# Exercise instructions
Reproduce the following rows verbatim, keeping every line in its original order and form.

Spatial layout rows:
## Start

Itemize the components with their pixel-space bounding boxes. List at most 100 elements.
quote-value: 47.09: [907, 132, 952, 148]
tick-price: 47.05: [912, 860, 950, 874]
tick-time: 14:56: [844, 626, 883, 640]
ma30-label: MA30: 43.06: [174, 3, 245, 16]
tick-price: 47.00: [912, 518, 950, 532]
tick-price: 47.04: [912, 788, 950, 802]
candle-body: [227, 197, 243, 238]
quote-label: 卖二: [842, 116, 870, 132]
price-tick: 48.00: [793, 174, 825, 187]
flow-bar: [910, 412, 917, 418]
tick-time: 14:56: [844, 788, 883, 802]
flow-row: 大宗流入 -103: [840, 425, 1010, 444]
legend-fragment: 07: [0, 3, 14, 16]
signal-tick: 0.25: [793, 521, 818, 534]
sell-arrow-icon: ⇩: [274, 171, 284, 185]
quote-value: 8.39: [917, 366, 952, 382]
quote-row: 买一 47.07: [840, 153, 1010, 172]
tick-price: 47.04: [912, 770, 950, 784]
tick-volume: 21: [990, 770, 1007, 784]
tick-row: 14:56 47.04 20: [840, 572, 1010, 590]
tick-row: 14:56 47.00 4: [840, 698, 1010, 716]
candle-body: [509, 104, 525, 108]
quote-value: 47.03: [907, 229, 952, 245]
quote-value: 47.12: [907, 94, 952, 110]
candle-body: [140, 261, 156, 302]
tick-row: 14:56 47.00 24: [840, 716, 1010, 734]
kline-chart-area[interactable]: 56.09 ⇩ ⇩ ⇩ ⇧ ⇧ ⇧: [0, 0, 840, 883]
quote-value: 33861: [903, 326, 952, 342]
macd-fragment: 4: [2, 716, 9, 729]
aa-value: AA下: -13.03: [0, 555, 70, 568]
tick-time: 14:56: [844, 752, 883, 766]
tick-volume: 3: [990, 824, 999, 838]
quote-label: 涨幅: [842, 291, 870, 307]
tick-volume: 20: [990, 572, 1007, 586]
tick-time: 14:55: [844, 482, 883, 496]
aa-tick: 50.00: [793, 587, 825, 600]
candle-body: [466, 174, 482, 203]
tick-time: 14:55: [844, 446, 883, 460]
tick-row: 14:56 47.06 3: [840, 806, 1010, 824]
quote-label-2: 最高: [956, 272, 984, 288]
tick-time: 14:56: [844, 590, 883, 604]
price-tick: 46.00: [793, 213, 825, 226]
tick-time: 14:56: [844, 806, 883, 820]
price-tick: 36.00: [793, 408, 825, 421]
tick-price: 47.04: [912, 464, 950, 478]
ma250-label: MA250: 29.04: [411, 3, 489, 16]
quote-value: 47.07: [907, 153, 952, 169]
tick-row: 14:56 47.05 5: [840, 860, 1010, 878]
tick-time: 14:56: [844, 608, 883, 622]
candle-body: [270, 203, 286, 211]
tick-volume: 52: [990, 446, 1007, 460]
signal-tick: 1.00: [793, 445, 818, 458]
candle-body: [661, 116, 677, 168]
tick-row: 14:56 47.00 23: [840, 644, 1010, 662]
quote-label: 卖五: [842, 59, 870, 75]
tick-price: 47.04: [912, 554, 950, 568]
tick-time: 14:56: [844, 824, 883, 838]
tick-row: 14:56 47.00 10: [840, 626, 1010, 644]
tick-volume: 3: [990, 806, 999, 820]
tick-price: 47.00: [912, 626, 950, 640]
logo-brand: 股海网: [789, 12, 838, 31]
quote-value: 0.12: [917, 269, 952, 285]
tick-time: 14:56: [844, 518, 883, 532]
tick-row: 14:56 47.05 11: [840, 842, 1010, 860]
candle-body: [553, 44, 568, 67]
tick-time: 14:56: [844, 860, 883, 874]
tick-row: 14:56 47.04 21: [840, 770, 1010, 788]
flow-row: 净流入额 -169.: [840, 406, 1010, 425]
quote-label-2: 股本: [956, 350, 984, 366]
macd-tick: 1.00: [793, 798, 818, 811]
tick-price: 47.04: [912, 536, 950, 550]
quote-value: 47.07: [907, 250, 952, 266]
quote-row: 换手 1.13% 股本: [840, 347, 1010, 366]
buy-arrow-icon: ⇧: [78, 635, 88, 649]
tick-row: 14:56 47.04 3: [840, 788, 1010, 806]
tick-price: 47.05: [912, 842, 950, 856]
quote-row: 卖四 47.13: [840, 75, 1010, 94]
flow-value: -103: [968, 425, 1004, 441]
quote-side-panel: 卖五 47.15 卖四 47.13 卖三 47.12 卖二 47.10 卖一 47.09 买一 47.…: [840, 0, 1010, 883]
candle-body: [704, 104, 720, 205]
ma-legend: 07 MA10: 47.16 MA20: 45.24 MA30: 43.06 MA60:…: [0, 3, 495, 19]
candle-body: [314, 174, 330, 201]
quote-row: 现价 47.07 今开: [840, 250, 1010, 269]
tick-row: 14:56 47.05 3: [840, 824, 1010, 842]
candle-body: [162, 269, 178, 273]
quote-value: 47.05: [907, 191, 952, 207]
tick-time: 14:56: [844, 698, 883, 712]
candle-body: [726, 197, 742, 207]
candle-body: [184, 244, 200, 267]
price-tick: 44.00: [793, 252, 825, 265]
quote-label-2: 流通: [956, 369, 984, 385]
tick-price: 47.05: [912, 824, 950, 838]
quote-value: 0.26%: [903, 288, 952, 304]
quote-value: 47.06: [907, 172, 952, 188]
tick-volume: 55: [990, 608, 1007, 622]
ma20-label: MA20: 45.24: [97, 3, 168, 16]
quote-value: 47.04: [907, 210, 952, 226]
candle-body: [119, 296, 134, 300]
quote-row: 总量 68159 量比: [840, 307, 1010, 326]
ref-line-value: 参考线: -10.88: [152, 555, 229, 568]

## End

# Answer for this exercise
Itemize the components with their pixel-space bounding boxes. List at most 100 elements.
quote-value: 47.09: [907, 132, 952, 148]
tick-price: 47.05: [912, 860, 950, 874]
tick-time: 14:56: [844, 626, 883, 640]
ma30-label: MA30: 43.06: [174, 3, 245, 16]
tick-price: 47.00: [912, 518, 950, 532]
tick-price: 47.04: [912, 788, 950, 802]
candle-body: [227, 197, 243, 238]
quote-label: 卖二: [842, 116, 870, 132]
price-tick: 48.00: [793, 174, 825, 187]
flow-bar: [910, 412, 917, 418]
tick-time: 14:56: [844, 788, 883, 802]
flow-row: 大宗流入 -103: [840, 425, 1010, 444]
legend-fragment: 07: [0, 3, 14, 16]
signal-tick: 0.25: [793, 521, 818, 534]
sell-arrow-icon: ⇩: [274, 171, 284, 185]
quote-value: 8.39: [917, 366, 952, 382]
quote-row: 买一 47.07: [840, 153, 1010, 172]
tick-price: 47.04: [912, 770, 950, 784]
tick-volume: 21: [990, 770, 1007, 784]
tick-row: 14:56 47.04 20: [840, 572, 1010, 590]
tick-row: 14:56 47.00 4: [840, 698, 1010, 716]
candle-body: [509, 104, 525, 108]
quote-value: 47.03: [907, 229, 952, 245]
quote-value: 47.12: [907, 94, 952, 110]
candle-body: [140, 261, 156, 302]
tick-row: 14:56 47.00 24: [840, 716, 1010, 734]
kline-chart-area[interactable]: 56.09 ⇩ ⇩ ⇩ ⇧ ⇧ ⇧: [0, 0, 840, 883]
quote-value: 33861: [903, 326, 952, 342]
macd-fragment: 4: [2, 716, 9, 729]
aa-value: AA下: -13.03: [0, 555, 70, 568]
tick-time: 14:56: [844, 752, 883, 766]
tick-volume: 3: [990, 824, 999, 838]
quote-label: 涨幅: [842, 291, 870, 307]
tick-volume: 20: [990, 572, 1007, 586]
tick-time: 14:55: [844, 482, 883, 496]
aa-tick: 50.00: [793, 587, 825, 600]
candle-body: [466, 174, 482, 203]
tick-time: 14:55: [844, 446, 883, 460]
tick-row: 14:56 47.06 3: [840, 806, 1010, 824]
quote-label-2: 最高: [956, 272, 984, 288]
tick-time: 14:56: [844, 590, 883, 604]
price-tick: 46.00: [793, 213, 825, 226]
tick-time: 14:56: [844, 806, 883, 820]
price-tick: 36.00: [793, 408, 825, 421]
tick-price: 47.04: [912, 464, 950, 478]
ma250-label: MA250: 29.04: [411, 3, 489, 16]
quote-value: 47.07: [907, 153, 952, 169]
tick-row: 14:56 47.05 5: [840, 860, 1010, 878]
tick-time: 14:56: [844, 608, 883, 622]
candle-body: [270, 203, 286, 211]
tick-volume: 52: [990, 446, 1007, 460]
signal-tick: 1.00: [793, 445, 818, 458]
candle-body: [661, 116, 677, 168]
tick-row: 14:56 47.00 23: [840, 644, 1010, 662]
quote-label: 卖五: [842, 59, 870, 75]
tick-price: 47.04: [912, 554, 950, 568]
tick-time: 14:56: [844, 824, 883, 838]
tick-row: 14:56 47.00 10: [840, 626, 1010, 644]
tick-volume: 3: [990, 806, 999, 820]
tick-price: 47.00: [912, 626, 950, 640]
logo-brand: 股海网: [789, 12, 838, 31]
quote-value: 0.12: [917, 269, 952, 285]
tick-time: 14:56: [844, 518, 883, 532]
tick-row: 14:56 47.05 11: [840, 842, 1010, 860]
candle-body: [553, 44, 568, 67]
tick-time: 14:56: [844, 860, 883, 874]
tick-row: 14:56 47.04 21: [840, 770, 1010, 788]
flow-row: 净流入额 -169.: [840, 406, 1010, 425]
quote-label-2: 股本: [956, 350, 984, 366]
macd-tick: 1.00: [793, 798, 818, 811]
tick-price: 47.04: [912, 536, 950, 550]
quote-value: 47.07: [907, 250, 952, 266]
quote-row: 换手 1.13% 股本: [840, 347, 1010, 366]
buy-arrow-icon: ⇧: [78, 635, 88, 649]
tick-row: 14:56 47.04 3: [840, 788, 1010, 806]
tick-price: 47.05: [912, 842, 950, 856]
quote-row: 卖四 47.13: [840, 75, 1010, 94]
flow-value: -103: [968, 425, 1004, 441]
quote-side-panel: 卖五 47.15 卖四 47.13 卖三 47.12 卖二 47.10 卖一 47.09 买一 47.…: [840, 0, 1010, 883]
candle-body: [704, 104, 720, 205]
ma-legend: 07 MA10: 47.16 MA20: 45.24 MA30: 43.06 MA60:…: [0, 3, 495, 19]
candle-body: [314, 174, 330, 201]
quote-row: 现价 47.07 今开: [840, 250, 1010, 269]
tick-row: 14:56 47.05 3: [840, 824, 1010, 842]
candle-body: [162, 269, 178, 273]
quote-value: 47.05: [907, 191, 952, 207]
tick-time: 14:56: [844, 698, 883, 712]
candle-body: [726, 197, 742, 207]
candle-body: [184, 244, 200, 267]
price-tick: 44.00: [793, 252, 825, 265]
quote-label-2: 流通: [956, 369, 984, 385]
tick-price: 47.05: [912, 824, 950, 838]
quote-value: 0.26%: [903, 288, 952, 304]
quote-value: 47.06: [907, 172, 952, 188]
tick-volume: 55: [990, 608, 1007, 622]
ma20-label: MA20: 45.24: [97, 3, 168, 16]
quote-value: 47.04: [907, 210, 952, 226]
candle-body: [119, 296, 134, 300]
quote-row: 总量 68159 量比: [840, 307, 1010, 326]
ref-line-value: 参考线: -10.88: [152, 555, 229, 568]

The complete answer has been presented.